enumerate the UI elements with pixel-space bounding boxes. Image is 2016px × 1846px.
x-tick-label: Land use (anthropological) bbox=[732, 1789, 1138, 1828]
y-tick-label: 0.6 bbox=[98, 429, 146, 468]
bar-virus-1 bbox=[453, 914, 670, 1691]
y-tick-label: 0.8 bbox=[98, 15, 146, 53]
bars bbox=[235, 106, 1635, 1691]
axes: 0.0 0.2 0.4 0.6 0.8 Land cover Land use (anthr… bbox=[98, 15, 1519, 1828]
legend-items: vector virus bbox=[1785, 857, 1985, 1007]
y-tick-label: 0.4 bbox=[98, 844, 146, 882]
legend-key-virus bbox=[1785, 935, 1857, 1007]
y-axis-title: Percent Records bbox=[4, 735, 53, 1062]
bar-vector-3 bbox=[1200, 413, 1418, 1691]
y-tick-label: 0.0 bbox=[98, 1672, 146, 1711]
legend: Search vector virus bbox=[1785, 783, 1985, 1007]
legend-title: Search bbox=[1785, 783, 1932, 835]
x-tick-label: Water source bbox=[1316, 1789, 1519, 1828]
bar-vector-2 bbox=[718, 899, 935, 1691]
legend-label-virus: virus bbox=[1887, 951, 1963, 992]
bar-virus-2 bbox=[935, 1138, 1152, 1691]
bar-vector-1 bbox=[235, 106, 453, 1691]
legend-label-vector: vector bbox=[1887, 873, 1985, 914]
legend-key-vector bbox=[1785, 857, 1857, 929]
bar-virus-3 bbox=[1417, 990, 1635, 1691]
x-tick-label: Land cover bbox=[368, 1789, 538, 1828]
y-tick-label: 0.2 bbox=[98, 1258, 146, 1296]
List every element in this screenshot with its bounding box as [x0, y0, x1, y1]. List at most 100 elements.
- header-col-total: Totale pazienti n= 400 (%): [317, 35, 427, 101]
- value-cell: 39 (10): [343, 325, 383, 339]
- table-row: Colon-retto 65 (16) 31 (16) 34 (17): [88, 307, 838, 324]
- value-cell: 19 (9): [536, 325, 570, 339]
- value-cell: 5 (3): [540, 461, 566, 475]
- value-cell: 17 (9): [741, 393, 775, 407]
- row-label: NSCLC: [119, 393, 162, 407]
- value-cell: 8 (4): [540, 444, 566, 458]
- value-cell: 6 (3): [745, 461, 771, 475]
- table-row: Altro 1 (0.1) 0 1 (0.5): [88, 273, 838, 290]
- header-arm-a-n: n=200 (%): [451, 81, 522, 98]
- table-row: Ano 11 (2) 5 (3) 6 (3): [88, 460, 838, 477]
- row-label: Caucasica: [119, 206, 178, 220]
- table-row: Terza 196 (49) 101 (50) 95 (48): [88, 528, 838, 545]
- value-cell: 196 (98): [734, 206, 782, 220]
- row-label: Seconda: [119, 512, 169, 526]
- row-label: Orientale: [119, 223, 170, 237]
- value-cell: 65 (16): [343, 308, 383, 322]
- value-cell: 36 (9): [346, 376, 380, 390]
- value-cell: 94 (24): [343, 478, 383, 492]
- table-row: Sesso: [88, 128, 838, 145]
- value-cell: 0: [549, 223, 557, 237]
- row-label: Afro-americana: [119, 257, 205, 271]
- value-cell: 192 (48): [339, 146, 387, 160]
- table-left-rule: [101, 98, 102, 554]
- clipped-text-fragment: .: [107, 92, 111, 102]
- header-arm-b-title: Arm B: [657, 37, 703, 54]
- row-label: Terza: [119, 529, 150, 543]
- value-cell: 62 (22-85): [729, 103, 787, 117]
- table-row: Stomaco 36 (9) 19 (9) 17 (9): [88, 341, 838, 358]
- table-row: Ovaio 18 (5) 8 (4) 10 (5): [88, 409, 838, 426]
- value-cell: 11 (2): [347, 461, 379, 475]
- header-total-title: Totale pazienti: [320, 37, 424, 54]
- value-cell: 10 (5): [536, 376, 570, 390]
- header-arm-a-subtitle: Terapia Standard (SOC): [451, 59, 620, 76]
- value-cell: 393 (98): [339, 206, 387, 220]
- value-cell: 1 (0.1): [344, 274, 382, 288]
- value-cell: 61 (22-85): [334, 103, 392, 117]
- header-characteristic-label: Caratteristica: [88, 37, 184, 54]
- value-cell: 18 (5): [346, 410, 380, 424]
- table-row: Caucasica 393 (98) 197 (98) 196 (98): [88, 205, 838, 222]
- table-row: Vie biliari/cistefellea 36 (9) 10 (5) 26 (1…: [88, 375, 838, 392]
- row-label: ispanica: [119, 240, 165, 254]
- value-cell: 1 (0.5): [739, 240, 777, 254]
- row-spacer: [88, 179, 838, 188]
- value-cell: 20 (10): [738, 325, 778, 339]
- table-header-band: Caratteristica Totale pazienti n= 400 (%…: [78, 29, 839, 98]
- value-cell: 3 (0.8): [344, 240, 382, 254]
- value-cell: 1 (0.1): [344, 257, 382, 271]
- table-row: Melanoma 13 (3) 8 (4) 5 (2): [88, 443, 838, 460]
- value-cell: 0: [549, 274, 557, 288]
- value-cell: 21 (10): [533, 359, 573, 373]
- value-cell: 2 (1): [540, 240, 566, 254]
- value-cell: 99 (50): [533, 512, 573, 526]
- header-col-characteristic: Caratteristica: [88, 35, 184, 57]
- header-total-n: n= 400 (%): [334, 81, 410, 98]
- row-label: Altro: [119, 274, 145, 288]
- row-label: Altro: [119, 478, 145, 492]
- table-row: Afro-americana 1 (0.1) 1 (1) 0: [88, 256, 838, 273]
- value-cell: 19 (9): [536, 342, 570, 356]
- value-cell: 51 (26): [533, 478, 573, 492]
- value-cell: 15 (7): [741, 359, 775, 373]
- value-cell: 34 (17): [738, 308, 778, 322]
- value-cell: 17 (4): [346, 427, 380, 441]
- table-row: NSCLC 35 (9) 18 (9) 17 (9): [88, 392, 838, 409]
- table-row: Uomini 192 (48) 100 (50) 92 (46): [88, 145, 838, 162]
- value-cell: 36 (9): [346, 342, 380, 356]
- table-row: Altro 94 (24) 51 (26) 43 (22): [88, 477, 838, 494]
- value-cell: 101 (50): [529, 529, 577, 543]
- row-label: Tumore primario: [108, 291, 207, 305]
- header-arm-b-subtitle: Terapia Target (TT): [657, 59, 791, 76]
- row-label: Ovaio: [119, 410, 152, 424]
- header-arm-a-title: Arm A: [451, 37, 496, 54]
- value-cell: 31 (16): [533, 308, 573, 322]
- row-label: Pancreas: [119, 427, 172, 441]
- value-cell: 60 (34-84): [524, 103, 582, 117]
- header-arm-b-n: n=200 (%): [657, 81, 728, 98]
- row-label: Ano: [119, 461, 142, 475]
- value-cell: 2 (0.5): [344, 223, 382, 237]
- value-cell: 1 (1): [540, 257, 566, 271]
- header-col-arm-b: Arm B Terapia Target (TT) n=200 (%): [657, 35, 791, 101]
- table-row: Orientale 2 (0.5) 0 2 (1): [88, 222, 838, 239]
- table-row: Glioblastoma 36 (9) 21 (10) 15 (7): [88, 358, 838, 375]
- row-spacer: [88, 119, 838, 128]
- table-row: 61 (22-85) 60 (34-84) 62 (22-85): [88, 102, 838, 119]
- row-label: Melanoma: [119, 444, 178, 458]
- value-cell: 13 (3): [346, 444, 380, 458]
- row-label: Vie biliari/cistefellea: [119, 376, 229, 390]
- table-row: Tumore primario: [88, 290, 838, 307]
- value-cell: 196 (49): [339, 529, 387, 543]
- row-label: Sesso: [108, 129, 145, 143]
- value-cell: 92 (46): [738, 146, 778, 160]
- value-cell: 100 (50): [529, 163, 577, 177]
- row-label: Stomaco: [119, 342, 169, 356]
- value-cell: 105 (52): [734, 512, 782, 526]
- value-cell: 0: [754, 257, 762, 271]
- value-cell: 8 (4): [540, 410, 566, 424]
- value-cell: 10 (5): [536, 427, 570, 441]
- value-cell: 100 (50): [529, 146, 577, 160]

###

### Problem to solve
Using the entries above, return each line that includes the word "Terapia".

### Solution to this problem
- header-arm-a-subtitle: Terapia Standard (SOC): [451, 59, 620, 76]
- header-arm-b-subtitle: Terapia Target (TT): [657, 59, 791, 76]
- header-col-arm-b: Arm B Terapia Target (TT) n=200 (%): [657, 35, 791, 101]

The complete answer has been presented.